— Start of Given entries —
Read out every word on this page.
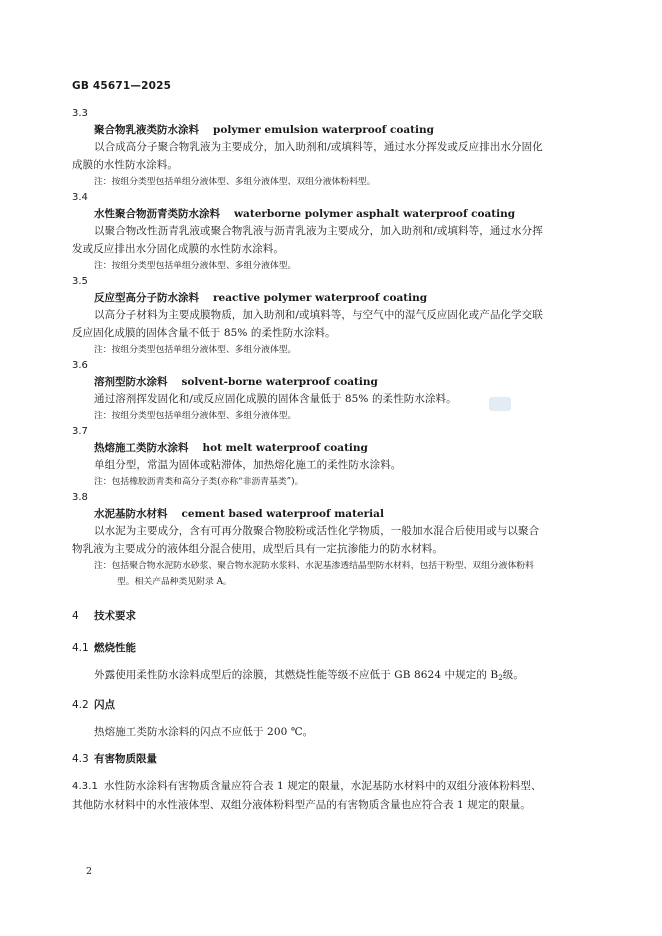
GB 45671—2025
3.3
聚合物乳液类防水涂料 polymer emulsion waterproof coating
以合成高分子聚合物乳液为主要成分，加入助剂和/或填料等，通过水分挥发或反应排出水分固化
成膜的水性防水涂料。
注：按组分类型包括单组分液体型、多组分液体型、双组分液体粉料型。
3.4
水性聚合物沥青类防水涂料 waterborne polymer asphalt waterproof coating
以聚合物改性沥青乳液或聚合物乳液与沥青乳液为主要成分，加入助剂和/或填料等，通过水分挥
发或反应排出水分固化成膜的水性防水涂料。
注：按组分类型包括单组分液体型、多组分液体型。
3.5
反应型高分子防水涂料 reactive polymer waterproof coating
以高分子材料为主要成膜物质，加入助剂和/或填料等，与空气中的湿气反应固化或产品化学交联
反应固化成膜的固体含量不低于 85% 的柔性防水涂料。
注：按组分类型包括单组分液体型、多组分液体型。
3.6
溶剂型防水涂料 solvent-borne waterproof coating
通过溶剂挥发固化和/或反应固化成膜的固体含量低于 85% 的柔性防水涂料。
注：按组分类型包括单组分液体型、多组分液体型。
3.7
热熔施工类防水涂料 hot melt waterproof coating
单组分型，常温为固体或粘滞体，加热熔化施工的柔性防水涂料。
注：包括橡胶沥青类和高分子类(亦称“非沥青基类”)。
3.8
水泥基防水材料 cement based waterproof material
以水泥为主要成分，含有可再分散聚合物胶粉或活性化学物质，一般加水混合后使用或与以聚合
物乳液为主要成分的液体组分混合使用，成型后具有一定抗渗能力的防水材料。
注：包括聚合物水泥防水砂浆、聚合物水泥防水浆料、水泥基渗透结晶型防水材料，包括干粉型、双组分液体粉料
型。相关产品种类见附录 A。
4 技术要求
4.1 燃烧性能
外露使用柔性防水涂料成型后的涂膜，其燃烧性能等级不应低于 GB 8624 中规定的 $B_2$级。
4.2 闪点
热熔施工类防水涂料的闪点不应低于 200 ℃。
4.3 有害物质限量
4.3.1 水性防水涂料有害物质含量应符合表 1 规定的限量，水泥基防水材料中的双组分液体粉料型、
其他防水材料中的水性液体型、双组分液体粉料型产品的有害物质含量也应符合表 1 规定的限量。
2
— End of Given entries —
— Start of Given entries —
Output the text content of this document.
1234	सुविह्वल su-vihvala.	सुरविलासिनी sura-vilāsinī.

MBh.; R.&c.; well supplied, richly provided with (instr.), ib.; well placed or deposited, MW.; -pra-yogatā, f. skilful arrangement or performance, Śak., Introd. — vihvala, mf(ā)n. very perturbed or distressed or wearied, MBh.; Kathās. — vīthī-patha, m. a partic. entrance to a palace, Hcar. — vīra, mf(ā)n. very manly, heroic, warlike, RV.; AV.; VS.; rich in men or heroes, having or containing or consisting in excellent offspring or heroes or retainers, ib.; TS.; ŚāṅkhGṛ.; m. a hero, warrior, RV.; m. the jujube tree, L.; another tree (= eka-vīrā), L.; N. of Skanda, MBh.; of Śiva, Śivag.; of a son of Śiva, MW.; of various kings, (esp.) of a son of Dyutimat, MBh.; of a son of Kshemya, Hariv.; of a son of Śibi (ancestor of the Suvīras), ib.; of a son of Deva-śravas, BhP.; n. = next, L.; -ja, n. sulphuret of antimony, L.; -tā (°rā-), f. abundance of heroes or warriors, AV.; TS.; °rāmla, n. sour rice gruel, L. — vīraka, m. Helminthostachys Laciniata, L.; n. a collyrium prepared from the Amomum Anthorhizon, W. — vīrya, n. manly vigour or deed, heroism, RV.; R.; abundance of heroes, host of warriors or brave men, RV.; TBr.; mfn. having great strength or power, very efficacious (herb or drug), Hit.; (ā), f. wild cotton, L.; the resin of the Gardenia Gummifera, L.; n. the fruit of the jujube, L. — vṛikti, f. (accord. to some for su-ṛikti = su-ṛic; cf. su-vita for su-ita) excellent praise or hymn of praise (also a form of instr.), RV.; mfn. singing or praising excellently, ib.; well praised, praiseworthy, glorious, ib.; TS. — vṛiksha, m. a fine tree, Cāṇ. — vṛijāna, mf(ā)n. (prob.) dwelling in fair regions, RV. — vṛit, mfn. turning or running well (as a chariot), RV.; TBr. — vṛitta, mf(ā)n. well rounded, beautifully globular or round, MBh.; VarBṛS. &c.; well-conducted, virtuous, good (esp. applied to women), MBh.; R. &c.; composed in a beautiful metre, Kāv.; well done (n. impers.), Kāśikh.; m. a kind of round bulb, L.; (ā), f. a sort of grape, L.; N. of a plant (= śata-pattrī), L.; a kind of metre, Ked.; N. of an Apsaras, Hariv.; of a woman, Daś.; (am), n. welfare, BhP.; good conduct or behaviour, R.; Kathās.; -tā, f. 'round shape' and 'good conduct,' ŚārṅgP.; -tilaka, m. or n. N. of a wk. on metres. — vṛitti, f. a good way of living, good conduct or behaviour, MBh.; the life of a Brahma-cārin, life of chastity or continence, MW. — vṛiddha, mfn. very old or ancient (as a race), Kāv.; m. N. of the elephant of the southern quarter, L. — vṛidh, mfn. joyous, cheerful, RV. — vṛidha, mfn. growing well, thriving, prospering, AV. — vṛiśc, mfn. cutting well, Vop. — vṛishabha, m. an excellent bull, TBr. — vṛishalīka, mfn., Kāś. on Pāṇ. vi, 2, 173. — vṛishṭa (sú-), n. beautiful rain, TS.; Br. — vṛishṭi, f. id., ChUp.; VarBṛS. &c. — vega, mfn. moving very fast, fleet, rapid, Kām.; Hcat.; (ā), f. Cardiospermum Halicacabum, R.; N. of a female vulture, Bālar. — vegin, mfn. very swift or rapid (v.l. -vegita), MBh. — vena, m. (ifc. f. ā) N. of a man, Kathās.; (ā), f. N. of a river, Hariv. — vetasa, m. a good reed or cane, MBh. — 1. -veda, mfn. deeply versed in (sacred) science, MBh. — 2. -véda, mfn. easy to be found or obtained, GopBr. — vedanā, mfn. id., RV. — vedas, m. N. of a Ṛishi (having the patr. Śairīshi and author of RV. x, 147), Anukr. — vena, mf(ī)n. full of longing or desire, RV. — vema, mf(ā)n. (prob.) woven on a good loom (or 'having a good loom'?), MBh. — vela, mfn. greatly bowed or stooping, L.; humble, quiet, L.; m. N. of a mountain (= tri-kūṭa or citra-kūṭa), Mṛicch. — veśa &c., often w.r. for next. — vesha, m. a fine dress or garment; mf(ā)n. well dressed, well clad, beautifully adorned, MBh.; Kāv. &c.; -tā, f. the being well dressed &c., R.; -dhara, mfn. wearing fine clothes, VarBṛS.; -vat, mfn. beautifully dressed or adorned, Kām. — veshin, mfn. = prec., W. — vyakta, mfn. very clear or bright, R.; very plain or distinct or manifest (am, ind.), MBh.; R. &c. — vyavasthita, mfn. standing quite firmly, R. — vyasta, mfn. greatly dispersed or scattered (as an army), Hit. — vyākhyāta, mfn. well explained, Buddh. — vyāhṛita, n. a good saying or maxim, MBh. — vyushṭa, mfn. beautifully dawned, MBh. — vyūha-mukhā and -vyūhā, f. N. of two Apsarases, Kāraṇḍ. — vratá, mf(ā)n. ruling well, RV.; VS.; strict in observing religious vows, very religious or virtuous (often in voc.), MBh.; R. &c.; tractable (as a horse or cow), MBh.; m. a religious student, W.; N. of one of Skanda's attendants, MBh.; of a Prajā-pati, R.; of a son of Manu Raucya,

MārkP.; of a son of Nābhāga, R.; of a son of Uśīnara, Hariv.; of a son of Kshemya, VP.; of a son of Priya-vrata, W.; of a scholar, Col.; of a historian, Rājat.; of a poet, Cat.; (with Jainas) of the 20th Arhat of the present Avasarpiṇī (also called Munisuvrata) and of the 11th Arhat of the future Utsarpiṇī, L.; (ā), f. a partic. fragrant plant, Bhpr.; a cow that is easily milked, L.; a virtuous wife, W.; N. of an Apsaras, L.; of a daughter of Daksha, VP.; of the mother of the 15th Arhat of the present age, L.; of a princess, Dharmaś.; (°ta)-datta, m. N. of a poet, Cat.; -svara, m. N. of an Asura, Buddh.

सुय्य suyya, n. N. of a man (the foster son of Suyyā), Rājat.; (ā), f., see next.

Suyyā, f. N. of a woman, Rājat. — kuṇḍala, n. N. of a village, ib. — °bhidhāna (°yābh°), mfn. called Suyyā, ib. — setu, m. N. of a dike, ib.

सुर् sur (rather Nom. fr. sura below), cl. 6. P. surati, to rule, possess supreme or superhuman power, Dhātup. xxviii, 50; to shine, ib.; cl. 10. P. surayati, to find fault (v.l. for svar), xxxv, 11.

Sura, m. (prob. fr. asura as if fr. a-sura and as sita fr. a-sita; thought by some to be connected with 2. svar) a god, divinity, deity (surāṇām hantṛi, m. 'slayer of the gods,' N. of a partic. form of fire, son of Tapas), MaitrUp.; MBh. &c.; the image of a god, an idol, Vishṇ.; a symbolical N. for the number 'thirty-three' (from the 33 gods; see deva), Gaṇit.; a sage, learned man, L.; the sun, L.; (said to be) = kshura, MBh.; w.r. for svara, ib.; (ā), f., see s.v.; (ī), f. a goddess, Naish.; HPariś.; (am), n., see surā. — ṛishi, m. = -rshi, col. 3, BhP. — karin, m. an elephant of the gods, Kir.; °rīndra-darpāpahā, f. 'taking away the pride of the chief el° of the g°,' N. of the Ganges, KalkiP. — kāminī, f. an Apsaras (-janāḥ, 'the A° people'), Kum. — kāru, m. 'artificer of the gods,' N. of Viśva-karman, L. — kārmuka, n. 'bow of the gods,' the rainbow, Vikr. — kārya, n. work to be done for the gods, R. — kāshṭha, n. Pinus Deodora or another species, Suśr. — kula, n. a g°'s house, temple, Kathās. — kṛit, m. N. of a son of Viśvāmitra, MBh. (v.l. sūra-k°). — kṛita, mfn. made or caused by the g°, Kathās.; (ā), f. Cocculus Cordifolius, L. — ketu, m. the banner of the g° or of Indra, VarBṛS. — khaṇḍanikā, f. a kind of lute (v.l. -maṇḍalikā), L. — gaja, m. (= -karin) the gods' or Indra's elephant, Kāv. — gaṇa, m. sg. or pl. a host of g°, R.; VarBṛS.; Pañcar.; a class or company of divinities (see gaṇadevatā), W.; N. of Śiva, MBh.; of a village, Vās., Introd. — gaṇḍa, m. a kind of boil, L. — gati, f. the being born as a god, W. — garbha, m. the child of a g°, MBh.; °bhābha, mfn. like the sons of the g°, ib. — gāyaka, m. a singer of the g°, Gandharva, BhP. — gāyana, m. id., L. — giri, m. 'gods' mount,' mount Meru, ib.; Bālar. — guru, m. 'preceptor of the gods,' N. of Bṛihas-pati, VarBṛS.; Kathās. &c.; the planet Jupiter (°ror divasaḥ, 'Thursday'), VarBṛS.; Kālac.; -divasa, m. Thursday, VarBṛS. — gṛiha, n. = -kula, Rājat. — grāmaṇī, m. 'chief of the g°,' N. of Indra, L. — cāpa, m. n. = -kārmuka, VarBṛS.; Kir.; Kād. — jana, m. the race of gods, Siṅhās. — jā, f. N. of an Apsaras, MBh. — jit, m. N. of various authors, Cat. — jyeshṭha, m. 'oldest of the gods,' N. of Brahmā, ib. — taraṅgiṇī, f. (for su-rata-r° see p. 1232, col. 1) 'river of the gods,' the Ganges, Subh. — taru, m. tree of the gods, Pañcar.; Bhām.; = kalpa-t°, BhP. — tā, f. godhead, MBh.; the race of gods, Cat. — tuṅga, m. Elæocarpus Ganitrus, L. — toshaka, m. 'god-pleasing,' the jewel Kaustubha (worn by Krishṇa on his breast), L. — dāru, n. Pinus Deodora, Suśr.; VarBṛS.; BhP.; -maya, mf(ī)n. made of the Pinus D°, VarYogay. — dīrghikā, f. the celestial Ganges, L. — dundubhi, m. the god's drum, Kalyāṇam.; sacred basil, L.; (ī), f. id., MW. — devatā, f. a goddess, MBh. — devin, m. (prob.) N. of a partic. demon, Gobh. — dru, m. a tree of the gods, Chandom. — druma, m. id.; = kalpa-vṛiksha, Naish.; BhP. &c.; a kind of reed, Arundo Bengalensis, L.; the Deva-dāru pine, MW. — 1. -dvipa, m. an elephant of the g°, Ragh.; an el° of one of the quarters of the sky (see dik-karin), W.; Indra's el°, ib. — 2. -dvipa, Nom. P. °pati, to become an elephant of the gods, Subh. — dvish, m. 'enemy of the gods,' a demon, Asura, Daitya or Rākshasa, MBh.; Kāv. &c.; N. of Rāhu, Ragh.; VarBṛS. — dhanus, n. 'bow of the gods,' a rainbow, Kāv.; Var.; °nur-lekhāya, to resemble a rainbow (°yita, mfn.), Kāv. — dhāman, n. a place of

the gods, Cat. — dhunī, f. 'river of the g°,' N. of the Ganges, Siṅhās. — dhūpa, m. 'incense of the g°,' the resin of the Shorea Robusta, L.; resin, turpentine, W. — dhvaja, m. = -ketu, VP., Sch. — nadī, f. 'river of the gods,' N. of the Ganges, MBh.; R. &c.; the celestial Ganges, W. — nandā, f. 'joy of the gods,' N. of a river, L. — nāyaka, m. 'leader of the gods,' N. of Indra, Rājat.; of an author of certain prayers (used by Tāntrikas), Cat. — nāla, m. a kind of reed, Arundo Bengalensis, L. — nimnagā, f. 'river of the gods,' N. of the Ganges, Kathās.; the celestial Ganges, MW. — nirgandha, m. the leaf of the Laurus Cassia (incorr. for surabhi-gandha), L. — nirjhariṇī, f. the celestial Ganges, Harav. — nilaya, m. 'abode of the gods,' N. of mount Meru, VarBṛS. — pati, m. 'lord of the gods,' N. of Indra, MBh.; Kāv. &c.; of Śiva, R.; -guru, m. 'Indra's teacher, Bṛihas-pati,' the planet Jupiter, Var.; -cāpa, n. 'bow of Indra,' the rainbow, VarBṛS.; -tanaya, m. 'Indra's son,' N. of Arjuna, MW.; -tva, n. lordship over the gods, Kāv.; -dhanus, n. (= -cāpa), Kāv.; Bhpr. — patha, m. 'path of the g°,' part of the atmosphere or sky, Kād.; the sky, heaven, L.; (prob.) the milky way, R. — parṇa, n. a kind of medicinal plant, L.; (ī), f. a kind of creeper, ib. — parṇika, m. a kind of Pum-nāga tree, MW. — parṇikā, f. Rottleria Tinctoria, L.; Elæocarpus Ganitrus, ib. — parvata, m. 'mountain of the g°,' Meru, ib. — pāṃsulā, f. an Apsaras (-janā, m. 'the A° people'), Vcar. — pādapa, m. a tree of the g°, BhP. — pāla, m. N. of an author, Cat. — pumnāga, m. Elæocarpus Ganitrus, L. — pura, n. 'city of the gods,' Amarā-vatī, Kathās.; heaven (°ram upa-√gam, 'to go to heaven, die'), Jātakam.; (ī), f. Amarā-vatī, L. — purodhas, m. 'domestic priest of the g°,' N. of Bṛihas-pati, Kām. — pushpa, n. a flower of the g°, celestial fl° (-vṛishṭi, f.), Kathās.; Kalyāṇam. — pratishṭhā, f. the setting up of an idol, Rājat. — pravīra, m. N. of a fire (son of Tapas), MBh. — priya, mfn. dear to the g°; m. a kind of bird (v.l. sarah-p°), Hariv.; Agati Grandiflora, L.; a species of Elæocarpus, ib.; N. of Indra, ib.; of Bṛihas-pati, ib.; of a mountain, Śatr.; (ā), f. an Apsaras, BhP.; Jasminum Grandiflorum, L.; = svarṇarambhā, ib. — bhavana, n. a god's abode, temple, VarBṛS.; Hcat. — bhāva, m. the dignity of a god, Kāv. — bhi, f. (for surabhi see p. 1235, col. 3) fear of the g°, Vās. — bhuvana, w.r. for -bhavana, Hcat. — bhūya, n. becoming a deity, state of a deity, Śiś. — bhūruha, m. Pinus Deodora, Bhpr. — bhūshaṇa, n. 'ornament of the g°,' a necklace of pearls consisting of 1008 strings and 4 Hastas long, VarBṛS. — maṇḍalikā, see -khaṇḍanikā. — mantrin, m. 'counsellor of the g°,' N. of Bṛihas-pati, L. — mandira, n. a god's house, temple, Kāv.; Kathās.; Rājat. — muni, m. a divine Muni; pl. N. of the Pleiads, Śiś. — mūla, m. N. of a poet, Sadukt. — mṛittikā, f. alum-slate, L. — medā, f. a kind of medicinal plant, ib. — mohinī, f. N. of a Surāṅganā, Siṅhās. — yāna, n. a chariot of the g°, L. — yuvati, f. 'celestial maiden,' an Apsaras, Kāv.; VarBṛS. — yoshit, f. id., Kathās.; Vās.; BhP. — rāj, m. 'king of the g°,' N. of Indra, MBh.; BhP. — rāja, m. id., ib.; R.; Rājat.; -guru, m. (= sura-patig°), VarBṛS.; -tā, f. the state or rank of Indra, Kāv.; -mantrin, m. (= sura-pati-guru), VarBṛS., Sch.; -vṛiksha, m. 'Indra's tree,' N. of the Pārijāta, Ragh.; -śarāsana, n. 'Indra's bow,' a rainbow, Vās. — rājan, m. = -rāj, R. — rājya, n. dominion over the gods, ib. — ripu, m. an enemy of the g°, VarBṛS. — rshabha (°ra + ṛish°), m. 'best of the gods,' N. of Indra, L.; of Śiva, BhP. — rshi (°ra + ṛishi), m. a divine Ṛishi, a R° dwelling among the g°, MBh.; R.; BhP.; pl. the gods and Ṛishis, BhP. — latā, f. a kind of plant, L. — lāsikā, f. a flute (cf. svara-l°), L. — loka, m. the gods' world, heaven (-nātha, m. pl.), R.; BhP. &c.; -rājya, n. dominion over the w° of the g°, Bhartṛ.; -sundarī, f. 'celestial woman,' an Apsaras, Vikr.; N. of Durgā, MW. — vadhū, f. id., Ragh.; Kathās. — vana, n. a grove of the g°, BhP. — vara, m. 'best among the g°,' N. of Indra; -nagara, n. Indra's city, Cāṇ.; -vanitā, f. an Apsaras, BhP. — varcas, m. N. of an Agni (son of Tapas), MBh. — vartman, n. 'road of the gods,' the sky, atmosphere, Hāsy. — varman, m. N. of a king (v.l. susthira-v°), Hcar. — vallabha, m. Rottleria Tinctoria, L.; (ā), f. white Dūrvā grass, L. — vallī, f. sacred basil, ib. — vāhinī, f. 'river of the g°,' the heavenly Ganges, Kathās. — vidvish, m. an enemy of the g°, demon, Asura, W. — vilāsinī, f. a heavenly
— End of Given entries —
Count every line in the data that contains the word "polymer", then give that count and nothing else.

3